◆ Exercise details ◆
Count how many lines below include the string "กเกจ", and give that number without anything else.
[Begin Raw records]
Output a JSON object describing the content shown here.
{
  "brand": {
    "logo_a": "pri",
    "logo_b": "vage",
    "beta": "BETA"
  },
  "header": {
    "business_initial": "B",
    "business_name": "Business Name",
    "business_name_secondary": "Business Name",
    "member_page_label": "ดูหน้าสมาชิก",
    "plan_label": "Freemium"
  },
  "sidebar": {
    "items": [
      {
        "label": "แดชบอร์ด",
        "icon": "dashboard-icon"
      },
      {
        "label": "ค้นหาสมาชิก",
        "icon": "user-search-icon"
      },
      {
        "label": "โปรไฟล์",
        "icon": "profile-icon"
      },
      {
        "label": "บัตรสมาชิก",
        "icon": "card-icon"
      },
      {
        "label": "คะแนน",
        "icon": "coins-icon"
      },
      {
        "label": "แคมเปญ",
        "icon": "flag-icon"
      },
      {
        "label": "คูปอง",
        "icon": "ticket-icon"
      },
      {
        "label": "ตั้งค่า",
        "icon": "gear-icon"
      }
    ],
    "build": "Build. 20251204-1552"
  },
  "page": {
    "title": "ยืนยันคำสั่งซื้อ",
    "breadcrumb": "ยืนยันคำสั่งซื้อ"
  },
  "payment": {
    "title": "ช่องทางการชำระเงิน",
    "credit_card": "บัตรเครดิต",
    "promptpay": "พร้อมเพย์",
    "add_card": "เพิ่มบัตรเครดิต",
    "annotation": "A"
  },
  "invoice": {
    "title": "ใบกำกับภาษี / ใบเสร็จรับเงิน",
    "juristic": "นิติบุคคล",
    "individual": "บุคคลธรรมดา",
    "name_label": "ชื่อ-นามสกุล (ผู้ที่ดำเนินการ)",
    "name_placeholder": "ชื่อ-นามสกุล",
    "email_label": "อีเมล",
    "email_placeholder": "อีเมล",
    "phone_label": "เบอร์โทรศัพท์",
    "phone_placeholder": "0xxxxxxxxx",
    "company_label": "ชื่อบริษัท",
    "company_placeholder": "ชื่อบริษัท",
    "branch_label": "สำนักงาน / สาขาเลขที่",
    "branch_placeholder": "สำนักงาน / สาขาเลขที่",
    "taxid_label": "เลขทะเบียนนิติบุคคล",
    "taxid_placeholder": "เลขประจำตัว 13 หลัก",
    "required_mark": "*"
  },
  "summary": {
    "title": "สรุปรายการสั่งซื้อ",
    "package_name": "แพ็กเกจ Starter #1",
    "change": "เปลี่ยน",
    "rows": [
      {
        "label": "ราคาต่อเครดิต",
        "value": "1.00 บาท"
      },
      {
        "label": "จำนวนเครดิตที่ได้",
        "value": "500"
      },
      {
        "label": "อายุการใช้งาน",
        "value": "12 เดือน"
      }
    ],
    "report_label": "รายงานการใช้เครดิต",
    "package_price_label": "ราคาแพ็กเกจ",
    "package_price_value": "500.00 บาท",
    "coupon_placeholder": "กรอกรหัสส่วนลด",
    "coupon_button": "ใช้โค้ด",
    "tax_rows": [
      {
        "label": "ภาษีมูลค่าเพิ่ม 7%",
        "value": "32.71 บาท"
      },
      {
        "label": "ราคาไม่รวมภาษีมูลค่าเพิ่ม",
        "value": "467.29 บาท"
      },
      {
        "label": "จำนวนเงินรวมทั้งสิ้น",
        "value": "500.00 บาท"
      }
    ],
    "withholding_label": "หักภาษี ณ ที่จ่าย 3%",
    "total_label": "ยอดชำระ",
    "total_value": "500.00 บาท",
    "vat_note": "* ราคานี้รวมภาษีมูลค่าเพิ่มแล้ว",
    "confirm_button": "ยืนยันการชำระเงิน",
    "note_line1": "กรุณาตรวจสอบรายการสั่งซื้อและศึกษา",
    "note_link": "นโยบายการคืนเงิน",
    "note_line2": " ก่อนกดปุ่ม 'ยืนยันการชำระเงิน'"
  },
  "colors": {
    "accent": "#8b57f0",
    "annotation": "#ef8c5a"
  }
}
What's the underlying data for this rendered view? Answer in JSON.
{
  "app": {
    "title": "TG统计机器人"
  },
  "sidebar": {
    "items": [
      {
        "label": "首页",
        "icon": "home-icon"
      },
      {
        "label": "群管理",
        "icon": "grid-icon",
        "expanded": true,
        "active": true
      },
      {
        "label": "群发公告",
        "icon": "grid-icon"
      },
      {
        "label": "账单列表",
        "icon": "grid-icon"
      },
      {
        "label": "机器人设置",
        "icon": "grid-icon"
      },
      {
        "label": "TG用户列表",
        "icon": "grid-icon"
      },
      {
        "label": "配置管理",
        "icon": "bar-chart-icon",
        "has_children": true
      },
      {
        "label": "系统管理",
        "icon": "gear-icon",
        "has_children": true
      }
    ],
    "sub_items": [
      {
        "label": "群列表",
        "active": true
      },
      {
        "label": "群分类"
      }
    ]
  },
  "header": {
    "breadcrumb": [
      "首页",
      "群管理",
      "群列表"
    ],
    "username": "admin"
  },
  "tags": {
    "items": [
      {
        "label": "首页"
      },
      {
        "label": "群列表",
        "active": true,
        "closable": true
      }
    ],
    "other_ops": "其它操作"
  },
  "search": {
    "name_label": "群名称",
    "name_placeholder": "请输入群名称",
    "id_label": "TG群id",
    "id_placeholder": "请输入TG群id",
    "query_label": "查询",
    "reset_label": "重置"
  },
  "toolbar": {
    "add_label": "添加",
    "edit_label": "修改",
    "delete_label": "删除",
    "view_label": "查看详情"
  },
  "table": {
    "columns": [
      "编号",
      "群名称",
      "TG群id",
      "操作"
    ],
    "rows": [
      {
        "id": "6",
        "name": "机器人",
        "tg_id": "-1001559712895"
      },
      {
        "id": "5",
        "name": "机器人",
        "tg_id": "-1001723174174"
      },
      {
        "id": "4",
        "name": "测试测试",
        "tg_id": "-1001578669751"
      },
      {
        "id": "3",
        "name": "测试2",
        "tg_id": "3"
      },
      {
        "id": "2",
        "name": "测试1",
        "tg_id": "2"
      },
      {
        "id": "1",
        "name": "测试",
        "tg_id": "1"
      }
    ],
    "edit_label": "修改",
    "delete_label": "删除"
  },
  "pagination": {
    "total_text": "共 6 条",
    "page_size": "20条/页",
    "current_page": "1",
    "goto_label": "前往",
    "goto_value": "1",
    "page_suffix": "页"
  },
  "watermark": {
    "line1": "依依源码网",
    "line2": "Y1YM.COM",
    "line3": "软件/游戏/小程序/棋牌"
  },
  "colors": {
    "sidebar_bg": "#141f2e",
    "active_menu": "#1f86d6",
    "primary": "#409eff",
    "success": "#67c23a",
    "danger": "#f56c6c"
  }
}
[End Raw records]
◆ Completed task ◆
2